• [EXERCISE DETAILS] Which lines hold the word "this"? Copy each of them from the material.

Stored records
= = = = = = =

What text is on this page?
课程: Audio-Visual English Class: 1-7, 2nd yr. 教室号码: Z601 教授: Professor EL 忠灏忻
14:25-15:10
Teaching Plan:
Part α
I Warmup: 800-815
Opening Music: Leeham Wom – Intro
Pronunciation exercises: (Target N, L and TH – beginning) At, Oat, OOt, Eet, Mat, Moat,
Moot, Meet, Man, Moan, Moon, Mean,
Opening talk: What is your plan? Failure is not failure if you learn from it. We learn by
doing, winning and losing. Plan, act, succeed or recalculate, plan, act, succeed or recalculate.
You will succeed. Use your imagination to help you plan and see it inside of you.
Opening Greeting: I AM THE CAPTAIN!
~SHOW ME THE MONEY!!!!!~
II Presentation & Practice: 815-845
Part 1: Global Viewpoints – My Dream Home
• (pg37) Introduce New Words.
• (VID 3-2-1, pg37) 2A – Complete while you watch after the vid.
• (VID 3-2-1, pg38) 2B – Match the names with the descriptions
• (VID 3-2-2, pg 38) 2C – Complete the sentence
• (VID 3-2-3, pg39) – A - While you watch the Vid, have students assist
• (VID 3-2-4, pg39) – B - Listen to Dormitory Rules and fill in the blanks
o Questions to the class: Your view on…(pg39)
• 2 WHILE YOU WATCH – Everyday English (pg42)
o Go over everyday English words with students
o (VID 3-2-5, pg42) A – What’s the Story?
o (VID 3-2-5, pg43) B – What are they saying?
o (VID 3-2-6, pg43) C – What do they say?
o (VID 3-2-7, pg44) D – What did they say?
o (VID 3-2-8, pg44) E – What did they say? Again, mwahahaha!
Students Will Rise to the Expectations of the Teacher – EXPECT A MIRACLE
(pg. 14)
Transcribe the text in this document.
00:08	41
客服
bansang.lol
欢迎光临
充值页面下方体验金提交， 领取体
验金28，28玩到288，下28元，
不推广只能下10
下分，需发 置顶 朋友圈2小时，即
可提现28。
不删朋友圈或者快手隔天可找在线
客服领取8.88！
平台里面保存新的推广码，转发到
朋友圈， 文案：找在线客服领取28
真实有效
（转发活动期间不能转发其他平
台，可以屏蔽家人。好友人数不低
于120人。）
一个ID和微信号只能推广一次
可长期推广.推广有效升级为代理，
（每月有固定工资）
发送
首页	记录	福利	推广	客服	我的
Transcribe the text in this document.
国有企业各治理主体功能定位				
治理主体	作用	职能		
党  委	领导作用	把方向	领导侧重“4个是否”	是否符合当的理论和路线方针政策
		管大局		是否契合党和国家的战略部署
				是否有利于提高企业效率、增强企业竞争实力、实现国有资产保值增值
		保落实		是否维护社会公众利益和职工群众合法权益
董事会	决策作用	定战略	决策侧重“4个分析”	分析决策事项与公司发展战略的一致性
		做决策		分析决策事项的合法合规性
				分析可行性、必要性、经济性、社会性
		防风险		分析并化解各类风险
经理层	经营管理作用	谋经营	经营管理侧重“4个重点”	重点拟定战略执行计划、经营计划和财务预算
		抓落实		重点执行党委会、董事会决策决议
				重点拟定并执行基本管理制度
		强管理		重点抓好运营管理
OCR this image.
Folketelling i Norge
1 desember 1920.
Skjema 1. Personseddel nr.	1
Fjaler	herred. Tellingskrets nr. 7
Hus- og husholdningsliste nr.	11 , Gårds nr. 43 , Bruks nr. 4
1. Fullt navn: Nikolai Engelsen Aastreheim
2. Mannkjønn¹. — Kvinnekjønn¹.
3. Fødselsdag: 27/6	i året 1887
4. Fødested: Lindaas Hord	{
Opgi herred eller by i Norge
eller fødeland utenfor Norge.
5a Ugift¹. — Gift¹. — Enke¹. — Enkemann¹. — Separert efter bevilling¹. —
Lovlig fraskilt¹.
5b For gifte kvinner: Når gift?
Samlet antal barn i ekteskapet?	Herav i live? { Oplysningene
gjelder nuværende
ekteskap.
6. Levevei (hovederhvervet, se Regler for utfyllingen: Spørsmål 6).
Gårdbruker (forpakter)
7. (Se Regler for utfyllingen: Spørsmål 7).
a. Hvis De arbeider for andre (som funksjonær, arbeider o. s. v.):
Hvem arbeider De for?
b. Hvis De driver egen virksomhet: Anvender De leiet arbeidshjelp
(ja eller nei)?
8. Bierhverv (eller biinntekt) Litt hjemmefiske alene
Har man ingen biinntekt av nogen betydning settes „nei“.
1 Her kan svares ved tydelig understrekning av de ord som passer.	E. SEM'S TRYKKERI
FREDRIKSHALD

= = = = = = =

• [RESPONSE TO THE TASK]
What text is on this page?
Transcribe the text in this document.
Transcribe the text in this document.
OCR this image.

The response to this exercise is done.